> _PROBLEM REQUIREMENTS_
Identify all lines below that hold "logements" and collect them.
--- start of DATA FOR THIS TASK ---
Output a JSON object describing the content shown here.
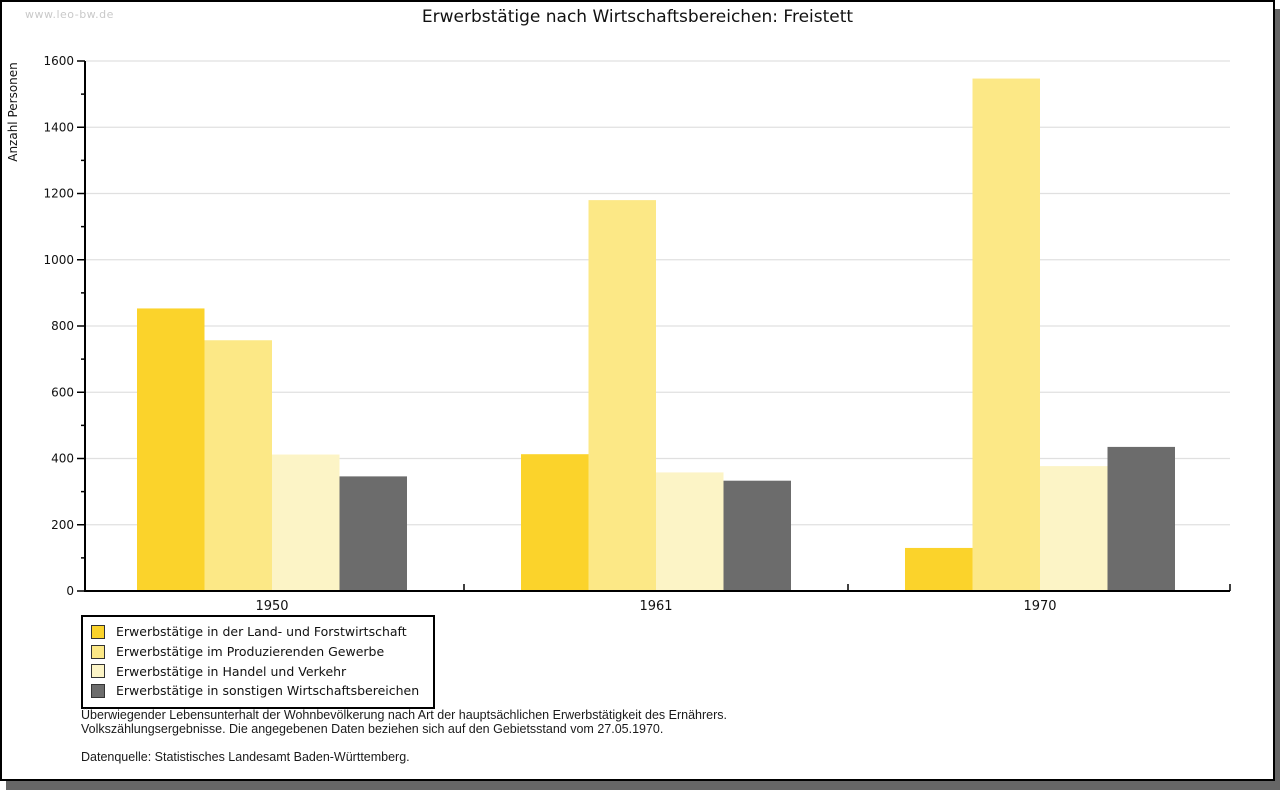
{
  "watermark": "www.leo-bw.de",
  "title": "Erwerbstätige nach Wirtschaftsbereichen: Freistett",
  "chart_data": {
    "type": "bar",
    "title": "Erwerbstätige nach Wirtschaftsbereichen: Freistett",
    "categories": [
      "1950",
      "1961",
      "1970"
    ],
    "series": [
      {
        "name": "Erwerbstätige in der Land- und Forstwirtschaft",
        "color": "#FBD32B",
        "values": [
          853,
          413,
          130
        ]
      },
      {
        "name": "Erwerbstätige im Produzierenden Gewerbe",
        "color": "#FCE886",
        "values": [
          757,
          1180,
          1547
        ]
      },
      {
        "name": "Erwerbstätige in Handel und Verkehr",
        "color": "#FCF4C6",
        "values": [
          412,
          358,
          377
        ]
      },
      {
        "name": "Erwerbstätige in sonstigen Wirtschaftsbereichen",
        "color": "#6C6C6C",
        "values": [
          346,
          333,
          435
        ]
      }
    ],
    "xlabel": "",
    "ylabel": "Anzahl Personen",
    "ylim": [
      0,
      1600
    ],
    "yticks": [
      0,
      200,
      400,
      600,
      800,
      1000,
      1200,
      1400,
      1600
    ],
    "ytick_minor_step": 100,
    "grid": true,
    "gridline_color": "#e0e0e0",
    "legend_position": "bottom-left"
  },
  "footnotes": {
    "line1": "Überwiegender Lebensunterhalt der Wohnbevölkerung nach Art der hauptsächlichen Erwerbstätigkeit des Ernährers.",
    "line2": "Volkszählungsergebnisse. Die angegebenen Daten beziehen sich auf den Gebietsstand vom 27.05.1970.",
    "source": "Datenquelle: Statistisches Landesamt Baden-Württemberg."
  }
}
--- end of DATA FOR THIS TASK ---
--- start of DATA FOR THIS TASK ---
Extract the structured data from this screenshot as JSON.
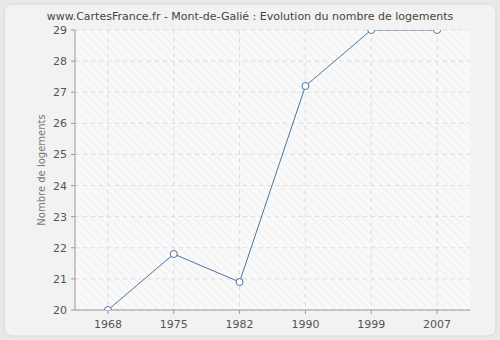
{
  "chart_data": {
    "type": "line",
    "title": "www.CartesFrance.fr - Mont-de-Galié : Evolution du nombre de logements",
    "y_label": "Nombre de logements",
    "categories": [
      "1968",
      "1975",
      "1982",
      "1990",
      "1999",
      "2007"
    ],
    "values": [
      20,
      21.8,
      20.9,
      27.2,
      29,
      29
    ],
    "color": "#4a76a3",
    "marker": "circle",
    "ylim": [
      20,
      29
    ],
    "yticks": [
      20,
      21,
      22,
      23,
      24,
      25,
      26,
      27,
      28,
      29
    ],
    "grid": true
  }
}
--- end of DATA FOR THIS TASK ---
> _FULL ANSWER_
    "title": "www.CartesFrance.fr - Mont-de-Galié : Evolution du nombre de logements",
    "y_label": "Nombre de logements",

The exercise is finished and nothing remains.